◆ Task goal: Compile every line that includes the word "connection".

-------- Provided records

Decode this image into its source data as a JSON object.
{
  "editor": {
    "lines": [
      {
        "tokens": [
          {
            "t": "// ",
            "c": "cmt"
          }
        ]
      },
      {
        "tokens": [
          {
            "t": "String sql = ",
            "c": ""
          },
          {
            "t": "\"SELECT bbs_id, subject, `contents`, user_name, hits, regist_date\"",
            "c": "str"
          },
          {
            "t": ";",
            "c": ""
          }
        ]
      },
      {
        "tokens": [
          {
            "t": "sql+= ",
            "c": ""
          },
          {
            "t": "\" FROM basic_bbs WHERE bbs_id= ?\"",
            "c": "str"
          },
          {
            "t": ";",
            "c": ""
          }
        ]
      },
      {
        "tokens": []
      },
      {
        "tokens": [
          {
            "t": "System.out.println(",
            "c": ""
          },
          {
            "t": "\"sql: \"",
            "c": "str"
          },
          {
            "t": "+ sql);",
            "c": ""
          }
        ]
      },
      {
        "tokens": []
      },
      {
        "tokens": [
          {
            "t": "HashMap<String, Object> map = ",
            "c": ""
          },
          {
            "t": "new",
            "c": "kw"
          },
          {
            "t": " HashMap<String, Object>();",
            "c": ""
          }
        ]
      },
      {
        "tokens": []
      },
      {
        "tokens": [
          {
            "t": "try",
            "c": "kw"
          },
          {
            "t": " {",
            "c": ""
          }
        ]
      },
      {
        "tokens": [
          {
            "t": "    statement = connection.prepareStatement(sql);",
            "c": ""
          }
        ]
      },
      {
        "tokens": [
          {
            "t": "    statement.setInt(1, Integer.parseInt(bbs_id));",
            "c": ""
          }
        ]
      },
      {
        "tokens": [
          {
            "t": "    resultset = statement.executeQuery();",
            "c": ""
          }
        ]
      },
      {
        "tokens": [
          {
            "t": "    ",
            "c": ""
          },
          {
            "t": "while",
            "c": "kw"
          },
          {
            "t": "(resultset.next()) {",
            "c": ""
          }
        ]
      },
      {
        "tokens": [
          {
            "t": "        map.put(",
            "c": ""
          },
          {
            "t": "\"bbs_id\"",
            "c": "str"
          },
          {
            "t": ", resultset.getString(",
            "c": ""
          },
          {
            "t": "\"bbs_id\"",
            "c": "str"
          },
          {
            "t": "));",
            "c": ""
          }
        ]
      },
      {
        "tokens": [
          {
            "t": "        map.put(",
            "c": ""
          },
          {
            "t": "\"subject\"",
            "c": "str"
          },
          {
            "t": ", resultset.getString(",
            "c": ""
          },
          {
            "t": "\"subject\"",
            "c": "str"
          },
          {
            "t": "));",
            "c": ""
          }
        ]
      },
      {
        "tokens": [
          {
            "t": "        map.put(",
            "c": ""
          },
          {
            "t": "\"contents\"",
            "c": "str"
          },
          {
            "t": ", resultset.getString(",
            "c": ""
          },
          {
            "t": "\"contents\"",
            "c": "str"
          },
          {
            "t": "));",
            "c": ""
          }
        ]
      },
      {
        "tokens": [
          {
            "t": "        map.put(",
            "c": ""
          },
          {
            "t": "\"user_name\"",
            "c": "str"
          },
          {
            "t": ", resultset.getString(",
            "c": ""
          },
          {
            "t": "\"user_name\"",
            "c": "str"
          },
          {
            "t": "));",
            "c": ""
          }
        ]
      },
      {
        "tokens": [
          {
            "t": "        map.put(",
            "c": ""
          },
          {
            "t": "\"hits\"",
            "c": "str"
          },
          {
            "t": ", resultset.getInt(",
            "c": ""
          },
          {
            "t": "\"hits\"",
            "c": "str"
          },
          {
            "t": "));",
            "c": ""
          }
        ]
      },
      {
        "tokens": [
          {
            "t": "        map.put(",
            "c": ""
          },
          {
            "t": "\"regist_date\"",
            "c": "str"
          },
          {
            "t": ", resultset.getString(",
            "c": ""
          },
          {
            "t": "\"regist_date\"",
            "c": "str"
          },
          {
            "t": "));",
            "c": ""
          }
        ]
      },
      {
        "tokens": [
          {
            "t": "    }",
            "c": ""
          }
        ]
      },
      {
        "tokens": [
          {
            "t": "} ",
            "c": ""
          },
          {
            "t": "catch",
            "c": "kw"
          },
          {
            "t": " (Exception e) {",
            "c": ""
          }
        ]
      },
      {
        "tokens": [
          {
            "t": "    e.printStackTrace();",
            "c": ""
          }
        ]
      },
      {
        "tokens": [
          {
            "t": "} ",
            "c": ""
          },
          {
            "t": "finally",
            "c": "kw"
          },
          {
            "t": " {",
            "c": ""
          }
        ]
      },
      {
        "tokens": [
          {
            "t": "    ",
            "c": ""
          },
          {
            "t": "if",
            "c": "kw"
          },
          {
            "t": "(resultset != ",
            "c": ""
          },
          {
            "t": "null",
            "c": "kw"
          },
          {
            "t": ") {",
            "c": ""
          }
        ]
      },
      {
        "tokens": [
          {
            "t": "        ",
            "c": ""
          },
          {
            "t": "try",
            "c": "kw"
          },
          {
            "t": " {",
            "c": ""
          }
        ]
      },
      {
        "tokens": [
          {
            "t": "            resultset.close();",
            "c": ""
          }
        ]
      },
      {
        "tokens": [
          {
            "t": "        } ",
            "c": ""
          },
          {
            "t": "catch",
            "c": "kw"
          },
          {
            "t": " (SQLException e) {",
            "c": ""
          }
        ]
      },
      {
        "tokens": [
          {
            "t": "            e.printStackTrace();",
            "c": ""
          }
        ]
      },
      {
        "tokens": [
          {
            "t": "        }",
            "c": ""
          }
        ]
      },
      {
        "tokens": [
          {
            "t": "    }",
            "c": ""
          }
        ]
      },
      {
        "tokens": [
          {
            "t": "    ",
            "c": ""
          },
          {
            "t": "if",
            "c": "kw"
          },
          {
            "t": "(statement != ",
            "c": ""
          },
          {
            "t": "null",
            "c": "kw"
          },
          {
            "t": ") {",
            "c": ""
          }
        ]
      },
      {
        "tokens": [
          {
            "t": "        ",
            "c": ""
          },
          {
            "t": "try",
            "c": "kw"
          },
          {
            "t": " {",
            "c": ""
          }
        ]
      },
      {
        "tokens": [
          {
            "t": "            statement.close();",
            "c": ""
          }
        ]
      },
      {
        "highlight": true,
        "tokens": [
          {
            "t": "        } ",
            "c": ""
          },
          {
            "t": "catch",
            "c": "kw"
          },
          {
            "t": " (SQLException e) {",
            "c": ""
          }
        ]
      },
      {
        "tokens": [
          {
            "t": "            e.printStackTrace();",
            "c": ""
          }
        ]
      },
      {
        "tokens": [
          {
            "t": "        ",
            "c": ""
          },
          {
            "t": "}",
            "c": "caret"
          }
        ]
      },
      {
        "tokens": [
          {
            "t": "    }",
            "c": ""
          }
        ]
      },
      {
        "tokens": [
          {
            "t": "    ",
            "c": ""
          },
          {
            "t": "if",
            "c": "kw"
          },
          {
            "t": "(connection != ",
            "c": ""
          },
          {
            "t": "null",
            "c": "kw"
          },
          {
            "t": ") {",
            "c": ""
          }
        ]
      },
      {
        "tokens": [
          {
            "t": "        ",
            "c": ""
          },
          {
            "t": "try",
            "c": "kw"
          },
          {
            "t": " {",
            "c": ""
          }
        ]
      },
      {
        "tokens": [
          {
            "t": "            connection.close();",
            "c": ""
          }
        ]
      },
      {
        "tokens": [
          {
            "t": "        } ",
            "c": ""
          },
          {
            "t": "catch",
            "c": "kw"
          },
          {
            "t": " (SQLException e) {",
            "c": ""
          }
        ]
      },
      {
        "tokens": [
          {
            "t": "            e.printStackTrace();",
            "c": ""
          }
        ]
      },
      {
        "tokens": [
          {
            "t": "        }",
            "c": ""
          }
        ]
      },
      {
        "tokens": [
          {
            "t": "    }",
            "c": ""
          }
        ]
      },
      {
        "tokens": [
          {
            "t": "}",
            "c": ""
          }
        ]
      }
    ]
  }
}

----------------

◆ Written reply:
            "t": "    statement = connection.prepareStatement(sql);",
            "t": "(connection != ",
            "t": "            connection.close();",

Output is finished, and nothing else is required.